YOUR GOAL: Where a line in the listing below contains the word "Food", copy that line.

===== ENTRIES SHOWN =====

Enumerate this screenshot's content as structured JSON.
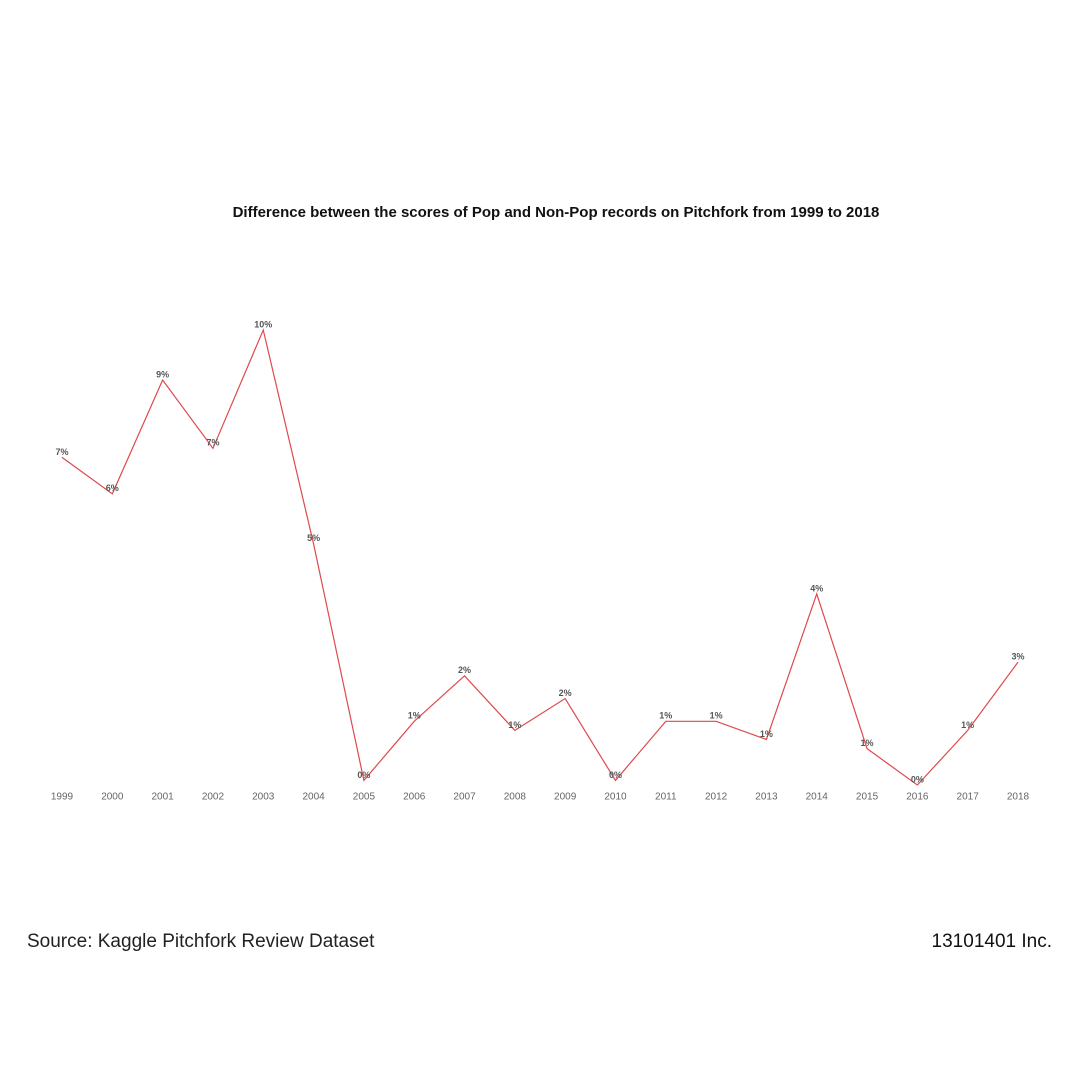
{
  "chart_data": {
    "type": "line",
    "title": "Difference between the scores of Pop and Non-Pop records on Pitchfork from 1999 to 2018",
    "categories": [
      "1999",
      "2000",
      "2001",
      "2002",
      "2003",
      "2004",
      "2005",
      "2006",
      "2007",
      "2008",
      "2009",
      "2010",
      "2011",
      "2012",
      "2013",
      "2014",
      "2015",
      "2016",
      "2017",
      "2018"
    ],
    "series": [
      {
        "name": "Difference",
        "color": "#e0484b",
        "values": [
          7.2,
          6.4,
          8.9,
          7.4,
          10.0,
          5.3,
          0.1,
          1.4,
          2.4,
          1.2,
          1.9,
          0.1,
          1.4,
          1.4,
          1.0,
          4.2,
          0.8,
          0.0,
          1.2,
          2.7
        ],
        "value_labels": [
          "7%",
          "6%",
          "9%",
          "7%",
          "10%",
          "5%",
          "0%",
          "1%",
          "2%",
          "1%",
          "2%",
          "0%",
          "1%",
          "1%",
          "1%",
          "4%",
          "1%",
          "0%",
          "1%",
          "3%"
        ]
      }
    ],
    "source": "Source: Kaggle Pitchfork Review Dataset",
    "credit": "13101401 Inc."
  }
}
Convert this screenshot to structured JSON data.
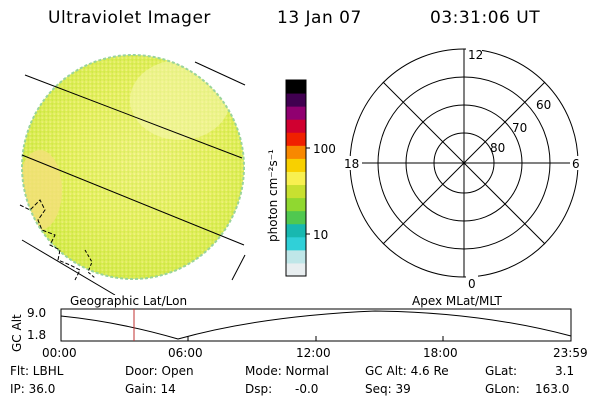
{
  "header": {
    "title": "Ultraviolet Imager",
    "date": "13 Jan 07",
    "time": "03:31:06 UT"
  },
  "colorbar": {
    "unit": "photon cm⁻²s⁻¹",
    "ticks": [
      "100",
      "10"
    ],
    "colors": [
      "#e8eef0",
      "#bfe6e8",
      "#30d0d8",
      "#18b8b0",
      "#50c850",
      "#90d830",
      "#c8e030",
      "#f8f050",
      "#f8d000",
      "#f88800",
      "#f02000",
      "#d00030",
      "#900070",
      "#400050",
      "#000000"
    ]
  },
  "geo_panel": {
    "label": "Geographic Lat/Lon"
  },
  "polar_panel": {
    "label": "Apex MLat/MLT",
    "mlt_labels": [
      "12",
      "18",
      "6",
      "0"
    ],
    "lat_labels": [
      "60",
      "70",
      "80"
    ]
  },
  "altitude_plot": {
    "axis_label": "GC Alt",
    "y_ticks": [
      "9.0",
      "1.8"
    ],
    "x_ticks": [
      "00:00",
      "06:00",
      "12:00",
      "18:00",
      "23:59"
    ],
    "current_time_marker_color": "#c03030"
  },
  "info": {
    "filter": "Flt: LBHL",
    "door": "Door: Open",
    "mode": "Mode: Normal",
    "gc_alt": "GC Alt: 4.6 Re",
    "glat_label": "GLat:",
    "glat_value": "3.1",
    "ip": "IP: 36.0",
    "gain": "Gain: 14",
    "dsp": "Dsp:",
    "dsp_value": "-0.0",
    "seq": "Seq: 39",
    "glon_label": "GLon:",
    "glon_value": "163.0"
  }
}
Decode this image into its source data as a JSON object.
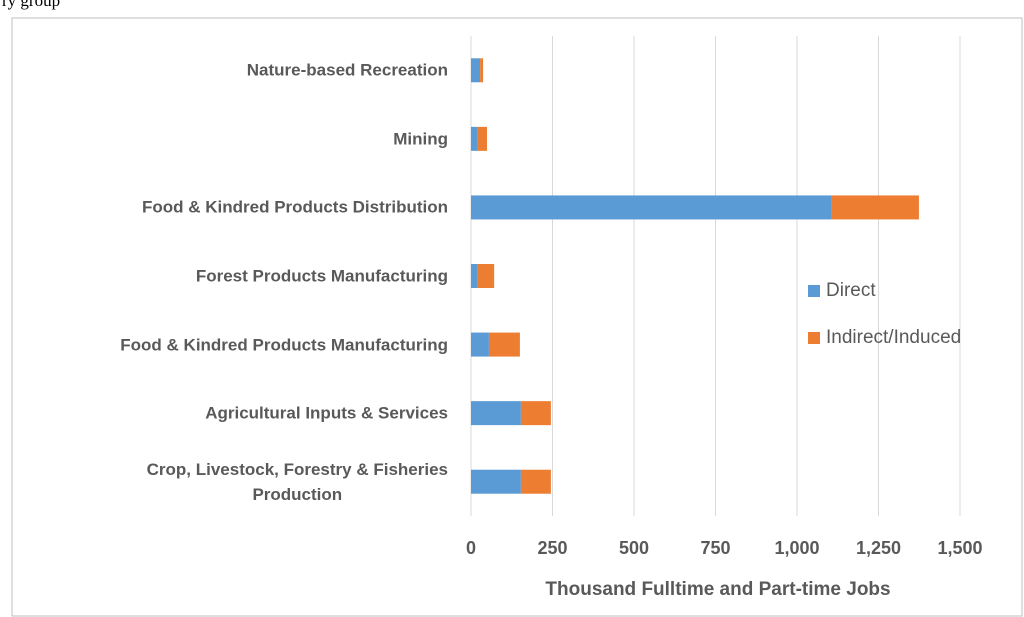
{
  "caption": "ry group",
  "chart_data": {
    "type": "stacked-barh",
    "xlabel": "Thousand  Fulltime and Part-time Jobs",
    "categories": [
      "Nature-based Recreation",
      "Mining",
      "Food & Kindred Products Distribution",
      "Forest Products Manufacturing",
      "Food & Kindred Products Manufacturing",
      "Agricultural Inputs & Services",
      "Crop, Livestock, Forestry & Fisheries\nProduction"
    ],
    "series": [
      {
        "name": "Direct",
        "color": "#5b9bd5",
        "values": [
          28,
          21,
          1107,
          21,
          55,
          153,
          153
        ]
      },
      {
        "name": "Indirect/Induced",
        "color": "#ed7d31",
        "values": [
          9,
          28,
          267,
          50,
          95,
          92,
          92
        ]
      }
    ],
    "xlim": [
      0,
      1500
    ],
    "xticks": [
      0,
      250,
      500,
      750,
      {
        "value": 1000,
        "label": "1,000"
      },
      {
        "value": 1250,
        "label": "1,250"
      },
      {
        "value": 1500,
        "label": "1,500"
      }
    ],
    "grid": true,
    "legend": "right"
  }
}
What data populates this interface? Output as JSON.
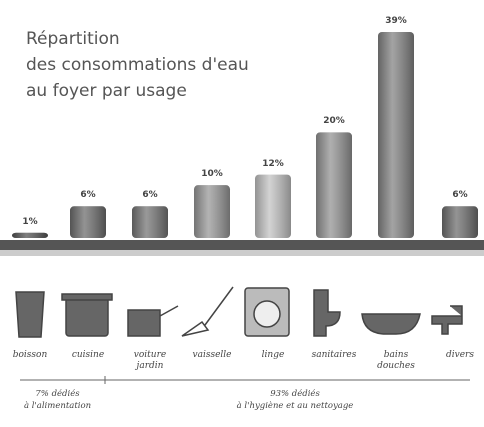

=====

RESULT FOR THIS TASK:
      "Food & Kindred Products Distribution",
      "Food & Kindred Products Manufacturing",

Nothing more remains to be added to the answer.